** Start Task data **

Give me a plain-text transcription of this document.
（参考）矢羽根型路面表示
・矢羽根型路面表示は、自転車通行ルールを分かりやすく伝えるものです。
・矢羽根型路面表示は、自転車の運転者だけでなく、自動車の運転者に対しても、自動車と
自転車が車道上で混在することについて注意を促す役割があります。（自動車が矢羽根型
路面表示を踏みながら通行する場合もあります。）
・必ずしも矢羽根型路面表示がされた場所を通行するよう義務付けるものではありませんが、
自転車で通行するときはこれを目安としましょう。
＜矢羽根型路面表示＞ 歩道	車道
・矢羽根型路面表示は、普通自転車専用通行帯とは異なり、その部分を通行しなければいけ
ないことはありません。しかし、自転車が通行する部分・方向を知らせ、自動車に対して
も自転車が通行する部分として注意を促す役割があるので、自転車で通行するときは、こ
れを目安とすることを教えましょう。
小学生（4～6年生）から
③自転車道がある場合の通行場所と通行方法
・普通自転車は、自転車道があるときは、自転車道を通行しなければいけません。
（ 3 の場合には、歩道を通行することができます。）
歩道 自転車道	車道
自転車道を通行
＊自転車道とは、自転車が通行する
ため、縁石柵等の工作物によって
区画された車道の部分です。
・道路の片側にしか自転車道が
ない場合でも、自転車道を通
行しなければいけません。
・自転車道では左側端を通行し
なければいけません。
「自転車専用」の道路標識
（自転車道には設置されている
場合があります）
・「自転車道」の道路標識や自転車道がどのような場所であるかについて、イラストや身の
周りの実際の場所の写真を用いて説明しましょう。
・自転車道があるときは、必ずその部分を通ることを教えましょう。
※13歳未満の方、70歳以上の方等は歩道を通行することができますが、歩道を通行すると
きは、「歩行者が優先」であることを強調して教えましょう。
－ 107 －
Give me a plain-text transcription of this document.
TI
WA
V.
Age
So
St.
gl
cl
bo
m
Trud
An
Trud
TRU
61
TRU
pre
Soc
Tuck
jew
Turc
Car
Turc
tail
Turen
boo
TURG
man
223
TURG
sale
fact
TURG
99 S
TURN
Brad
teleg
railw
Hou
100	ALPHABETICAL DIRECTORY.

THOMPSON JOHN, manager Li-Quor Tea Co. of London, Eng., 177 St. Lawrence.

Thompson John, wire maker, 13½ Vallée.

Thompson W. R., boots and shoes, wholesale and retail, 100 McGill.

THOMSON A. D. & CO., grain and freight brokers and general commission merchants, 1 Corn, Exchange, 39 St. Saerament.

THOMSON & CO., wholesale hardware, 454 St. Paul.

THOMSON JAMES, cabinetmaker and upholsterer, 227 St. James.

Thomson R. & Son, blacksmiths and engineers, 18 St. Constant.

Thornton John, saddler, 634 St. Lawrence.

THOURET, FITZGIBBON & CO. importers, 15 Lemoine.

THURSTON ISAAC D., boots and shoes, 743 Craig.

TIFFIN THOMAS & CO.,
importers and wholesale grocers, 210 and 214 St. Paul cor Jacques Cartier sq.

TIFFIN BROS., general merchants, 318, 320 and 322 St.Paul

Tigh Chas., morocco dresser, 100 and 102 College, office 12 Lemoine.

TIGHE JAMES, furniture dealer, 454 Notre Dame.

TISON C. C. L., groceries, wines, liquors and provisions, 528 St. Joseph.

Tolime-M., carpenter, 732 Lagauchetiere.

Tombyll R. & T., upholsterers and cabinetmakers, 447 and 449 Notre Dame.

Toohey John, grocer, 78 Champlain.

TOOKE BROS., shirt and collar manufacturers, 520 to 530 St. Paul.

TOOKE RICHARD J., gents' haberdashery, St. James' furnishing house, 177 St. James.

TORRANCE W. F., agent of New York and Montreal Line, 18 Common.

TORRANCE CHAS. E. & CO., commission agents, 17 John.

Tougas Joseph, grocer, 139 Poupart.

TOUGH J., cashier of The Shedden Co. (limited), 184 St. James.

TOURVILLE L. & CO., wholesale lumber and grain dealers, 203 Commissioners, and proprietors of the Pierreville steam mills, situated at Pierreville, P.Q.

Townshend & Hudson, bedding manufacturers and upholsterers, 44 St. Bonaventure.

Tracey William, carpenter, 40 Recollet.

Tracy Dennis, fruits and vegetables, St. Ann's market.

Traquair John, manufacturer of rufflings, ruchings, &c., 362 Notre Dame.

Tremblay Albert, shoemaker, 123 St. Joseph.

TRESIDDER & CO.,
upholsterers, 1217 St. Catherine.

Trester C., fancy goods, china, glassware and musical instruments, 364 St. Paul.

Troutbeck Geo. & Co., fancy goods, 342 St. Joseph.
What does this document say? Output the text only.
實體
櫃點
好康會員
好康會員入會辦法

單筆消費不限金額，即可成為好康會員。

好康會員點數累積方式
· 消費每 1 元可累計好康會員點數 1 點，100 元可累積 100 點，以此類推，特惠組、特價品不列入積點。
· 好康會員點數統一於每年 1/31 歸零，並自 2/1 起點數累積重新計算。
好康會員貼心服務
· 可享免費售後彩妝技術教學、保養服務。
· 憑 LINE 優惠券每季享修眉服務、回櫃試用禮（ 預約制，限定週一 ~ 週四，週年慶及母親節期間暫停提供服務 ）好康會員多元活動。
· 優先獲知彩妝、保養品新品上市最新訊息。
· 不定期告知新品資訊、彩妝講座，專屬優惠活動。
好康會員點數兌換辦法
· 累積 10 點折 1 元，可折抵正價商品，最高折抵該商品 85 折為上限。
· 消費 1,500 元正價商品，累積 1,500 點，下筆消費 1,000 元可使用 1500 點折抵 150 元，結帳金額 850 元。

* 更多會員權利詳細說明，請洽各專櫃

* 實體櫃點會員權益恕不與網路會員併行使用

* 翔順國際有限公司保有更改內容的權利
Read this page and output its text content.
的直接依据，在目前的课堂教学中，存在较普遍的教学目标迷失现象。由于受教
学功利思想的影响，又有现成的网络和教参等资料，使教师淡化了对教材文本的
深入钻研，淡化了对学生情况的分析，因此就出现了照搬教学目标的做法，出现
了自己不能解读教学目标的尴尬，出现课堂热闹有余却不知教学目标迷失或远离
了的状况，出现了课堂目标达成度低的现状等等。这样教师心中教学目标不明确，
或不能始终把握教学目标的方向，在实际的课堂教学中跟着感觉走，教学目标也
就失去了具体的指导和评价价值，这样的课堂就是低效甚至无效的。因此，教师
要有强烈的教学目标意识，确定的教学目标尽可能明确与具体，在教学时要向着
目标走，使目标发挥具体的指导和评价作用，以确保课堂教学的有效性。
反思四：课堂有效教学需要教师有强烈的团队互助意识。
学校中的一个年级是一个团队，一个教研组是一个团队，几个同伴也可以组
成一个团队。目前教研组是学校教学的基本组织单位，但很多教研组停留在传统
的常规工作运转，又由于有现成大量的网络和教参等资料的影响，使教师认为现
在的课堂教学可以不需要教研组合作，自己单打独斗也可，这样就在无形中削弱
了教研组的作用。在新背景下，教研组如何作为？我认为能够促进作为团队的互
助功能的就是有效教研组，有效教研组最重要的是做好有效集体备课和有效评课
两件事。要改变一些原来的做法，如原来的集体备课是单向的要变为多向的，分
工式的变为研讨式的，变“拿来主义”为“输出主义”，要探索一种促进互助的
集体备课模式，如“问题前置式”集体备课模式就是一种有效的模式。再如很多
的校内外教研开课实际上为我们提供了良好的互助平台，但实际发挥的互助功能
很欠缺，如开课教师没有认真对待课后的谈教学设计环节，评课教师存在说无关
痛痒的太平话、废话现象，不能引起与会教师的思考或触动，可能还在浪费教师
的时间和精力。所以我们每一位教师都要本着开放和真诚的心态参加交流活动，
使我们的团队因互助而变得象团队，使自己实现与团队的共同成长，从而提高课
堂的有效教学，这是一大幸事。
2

** End Task data **

[Required task]
Tally the lines in the listing that hold "Dame" and report the number alone.

[Correct response]
3